## PROVIDED DATA
* Begin *
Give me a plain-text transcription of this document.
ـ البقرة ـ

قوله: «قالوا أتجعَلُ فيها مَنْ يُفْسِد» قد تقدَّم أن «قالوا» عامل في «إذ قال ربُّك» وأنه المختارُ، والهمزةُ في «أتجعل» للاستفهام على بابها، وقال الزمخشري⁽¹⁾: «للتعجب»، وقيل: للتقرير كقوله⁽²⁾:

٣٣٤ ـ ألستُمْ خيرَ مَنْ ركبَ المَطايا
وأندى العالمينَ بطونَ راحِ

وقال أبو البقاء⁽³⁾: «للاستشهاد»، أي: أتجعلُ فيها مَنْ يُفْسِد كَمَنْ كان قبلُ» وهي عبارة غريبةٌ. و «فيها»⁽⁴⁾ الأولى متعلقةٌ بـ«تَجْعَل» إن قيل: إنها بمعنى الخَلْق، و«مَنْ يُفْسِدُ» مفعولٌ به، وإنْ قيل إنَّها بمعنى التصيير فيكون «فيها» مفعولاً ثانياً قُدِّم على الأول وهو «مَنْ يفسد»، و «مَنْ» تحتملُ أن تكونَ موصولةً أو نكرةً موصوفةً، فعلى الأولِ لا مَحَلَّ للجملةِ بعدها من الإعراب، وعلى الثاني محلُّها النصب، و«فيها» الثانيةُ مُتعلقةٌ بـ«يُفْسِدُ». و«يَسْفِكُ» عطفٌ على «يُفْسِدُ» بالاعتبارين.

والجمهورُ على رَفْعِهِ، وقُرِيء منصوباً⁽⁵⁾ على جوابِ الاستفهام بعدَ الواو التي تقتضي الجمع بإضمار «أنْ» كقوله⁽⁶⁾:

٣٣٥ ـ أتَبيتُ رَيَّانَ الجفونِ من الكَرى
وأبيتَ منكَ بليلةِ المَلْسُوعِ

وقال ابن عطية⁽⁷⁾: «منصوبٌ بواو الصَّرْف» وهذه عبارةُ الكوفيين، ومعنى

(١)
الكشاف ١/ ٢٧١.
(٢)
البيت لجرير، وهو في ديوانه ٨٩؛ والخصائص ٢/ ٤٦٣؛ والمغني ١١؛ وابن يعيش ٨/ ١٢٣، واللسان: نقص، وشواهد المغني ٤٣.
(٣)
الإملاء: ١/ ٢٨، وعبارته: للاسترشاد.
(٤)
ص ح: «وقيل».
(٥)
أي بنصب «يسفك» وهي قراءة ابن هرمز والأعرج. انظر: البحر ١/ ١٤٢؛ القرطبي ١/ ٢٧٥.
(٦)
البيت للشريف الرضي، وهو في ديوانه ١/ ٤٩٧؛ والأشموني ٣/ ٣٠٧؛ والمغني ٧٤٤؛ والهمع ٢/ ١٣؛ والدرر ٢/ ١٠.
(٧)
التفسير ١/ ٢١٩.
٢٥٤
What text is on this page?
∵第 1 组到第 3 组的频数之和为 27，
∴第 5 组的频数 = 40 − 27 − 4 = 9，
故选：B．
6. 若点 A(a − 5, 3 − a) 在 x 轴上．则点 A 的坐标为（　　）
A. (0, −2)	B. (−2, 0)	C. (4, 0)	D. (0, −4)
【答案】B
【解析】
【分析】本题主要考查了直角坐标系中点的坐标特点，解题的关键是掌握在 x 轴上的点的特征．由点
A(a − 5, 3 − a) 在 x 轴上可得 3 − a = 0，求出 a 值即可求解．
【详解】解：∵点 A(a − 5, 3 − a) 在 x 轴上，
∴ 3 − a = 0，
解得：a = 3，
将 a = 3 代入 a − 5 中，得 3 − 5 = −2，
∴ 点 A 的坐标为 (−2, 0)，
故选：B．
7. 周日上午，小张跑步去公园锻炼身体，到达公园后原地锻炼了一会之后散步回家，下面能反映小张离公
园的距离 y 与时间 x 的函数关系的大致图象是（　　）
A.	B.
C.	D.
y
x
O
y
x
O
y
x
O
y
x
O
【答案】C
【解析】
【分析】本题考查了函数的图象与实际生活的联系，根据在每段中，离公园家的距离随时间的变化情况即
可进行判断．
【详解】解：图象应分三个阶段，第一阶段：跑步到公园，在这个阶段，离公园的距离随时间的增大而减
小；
* End *
## WRITTEN PROBLEM
Only the number should be given: how many lines of the data contain the word "this"?

## SOLUTION TO THE PROBLEM
2